Task to complete:
Pick out all lines of the entries that include the word "Отдохнут" and copy them.

Records:

○ ○ ○

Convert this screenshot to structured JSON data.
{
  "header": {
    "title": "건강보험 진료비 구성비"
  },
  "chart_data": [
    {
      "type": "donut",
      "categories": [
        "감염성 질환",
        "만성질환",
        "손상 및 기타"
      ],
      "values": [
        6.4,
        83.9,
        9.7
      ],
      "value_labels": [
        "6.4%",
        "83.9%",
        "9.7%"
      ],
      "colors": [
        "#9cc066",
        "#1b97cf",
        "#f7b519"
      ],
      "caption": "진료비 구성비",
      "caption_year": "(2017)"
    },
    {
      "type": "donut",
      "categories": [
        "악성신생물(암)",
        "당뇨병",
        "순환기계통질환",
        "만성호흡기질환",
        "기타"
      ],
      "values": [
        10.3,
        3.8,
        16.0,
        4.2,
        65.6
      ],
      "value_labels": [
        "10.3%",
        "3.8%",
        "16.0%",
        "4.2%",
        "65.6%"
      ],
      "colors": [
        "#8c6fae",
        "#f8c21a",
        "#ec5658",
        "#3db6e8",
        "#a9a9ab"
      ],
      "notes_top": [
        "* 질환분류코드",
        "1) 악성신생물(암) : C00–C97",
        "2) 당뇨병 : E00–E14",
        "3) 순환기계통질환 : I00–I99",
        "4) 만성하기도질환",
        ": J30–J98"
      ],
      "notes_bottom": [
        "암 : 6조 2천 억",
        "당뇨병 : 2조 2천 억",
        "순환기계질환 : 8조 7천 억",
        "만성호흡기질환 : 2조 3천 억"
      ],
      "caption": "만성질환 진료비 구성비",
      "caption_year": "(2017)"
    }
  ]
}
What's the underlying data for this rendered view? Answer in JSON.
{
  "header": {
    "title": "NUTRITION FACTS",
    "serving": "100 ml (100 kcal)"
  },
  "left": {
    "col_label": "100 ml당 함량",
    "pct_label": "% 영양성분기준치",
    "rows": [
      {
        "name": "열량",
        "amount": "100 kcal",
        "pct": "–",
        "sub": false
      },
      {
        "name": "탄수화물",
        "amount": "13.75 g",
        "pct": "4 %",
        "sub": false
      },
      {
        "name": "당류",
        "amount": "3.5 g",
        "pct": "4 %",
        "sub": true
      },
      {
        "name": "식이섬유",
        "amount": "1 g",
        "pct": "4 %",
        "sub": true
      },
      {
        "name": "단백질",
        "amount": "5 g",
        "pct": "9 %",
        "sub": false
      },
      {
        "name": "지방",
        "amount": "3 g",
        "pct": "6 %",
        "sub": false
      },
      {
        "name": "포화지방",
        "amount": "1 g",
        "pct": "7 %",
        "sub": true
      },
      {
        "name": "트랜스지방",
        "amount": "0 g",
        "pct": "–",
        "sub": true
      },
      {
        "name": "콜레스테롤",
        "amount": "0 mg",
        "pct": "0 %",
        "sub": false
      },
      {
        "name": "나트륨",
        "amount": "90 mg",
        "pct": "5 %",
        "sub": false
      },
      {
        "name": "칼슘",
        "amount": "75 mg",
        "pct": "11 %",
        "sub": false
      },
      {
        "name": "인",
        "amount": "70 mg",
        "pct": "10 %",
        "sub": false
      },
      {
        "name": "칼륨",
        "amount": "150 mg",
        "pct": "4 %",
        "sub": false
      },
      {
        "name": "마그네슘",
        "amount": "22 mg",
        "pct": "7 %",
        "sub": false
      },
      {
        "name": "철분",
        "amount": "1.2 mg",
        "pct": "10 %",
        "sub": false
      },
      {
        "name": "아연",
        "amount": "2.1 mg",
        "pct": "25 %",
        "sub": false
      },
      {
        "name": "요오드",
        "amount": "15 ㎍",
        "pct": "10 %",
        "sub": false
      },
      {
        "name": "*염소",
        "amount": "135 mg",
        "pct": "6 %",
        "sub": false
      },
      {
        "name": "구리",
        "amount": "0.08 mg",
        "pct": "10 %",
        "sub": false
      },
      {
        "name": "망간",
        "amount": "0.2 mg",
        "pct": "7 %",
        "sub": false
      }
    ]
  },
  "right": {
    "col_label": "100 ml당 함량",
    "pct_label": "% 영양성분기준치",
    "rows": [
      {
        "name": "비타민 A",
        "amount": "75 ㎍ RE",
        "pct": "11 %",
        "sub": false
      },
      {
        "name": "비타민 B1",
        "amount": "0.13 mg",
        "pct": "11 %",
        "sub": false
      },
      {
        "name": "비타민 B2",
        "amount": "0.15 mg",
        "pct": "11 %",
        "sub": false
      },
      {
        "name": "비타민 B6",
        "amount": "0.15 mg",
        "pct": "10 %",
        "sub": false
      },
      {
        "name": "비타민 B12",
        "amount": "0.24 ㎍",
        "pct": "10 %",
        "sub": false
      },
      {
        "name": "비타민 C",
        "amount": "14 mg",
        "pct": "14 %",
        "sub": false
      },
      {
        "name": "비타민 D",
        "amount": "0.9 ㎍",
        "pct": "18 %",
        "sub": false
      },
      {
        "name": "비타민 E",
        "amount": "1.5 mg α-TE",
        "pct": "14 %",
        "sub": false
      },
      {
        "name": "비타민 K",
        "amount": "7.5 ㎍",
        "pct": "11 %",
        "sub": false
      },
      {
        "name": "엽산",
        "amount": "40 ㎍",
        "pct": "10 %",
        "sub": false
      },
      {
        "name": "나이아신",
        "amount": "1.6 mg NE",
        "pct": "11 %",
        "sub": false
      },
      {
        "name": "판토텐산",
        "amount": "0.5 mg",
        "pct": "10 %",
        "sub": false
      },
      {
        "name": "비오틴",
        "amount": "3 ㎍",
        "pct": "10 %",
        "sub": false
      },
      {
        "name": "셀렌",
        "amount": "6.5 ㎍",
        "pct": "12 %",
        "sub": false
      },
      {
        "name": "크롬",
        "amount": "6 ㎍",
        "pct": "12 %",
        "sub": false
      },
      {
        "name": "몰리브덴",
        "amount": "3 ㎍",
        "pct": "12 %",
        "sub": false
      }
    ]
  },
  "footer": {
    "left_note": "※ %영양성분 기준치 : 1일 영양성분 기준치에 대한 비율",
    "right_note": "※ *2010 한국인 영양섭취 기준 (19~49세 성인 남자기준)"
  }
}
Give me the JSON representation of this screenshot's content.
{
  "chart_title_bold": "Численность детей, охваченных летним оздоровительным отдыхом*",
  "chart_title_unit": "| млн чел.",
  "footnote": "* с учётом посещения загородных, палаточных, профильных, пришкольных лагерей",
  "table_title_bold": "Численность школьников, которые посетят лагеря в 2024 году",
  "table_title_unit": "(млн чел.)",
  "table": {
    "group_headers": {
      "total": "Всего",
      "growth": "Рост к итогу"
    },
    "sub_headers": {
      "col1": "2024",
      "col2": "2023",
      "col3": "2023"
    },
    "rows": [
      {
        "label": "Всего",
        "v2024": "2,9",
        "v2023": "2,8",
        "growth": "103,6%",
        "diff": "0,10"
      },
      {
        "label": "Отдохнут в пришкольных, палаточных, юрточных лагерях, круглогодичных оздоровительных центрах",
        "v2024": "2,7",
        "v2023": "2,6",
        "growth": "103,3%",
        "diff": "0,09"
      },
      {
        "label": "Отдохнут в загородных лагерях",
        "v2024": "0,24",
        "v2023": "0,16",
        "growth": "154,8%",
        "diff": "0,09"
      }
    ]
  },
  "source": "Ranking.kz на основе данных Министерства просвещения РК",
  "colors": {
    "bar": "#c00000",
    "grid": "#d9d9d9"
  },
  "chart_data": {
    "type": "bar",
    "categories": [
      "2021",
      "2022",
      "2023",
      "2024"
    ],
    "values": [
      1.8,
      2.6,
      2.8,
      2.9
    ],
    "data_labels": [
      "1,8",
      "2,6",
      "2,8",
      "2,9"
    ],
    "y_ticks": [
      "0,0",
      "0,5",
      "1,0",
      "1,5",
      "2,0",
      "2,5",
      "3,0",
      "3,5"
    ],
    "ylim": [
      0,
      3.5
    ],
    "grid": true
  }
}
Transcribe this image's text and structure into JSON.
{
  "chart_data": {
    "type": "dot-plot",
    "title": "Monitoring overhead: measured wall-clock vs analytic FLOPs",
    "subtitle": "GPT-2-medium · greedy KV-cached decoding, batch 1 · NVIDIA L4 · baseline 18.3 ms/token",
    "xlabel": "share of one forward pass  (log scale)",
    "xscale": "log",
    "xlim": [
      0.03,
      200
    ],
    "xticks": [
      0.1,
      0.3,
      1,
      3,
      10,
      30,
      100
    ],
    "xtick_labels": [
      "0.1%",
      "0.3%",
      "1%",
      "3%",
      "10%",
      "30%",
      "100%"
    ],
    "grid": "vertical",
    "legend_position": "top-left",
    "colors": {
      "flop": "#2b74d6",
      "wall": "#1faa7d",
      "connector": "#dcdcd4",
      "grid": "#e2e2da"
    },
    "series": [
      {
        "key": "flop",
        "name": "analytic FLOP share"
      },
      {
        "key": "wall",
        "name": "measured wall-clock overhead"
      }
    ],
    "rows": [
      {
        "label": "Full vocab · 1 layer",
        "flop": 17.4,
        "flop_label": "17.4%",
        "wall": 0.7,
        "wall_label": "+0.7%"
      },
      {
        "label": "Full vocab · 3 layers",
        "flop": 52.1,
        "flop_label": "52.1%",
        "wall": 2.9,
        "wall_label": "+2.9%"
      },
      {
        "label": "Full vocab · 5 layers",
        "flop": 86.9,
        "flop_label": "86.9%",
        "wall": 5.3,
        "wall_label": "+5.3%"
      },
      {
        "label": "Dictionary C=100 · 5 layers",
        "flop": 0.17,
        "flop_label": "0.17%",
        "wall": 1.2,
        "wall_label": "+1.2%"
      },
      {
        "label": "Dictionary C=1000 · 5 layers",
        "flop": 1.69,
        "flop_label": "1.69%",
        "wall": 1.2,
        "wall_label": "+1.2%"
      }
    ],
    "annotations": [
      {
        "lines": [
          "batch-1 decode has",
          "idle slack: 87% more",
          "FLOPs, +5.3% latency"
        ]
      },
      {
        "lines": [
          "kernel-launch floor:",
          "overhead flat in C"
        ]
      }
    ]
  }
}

○ ○ ○

Task response:
        "label": "Отдохнут в пришкольных, палаточных, юрточных лагерях, круглогодичных оздоровительных центрах",
        "label": "Отдохнут в загородных лагерях",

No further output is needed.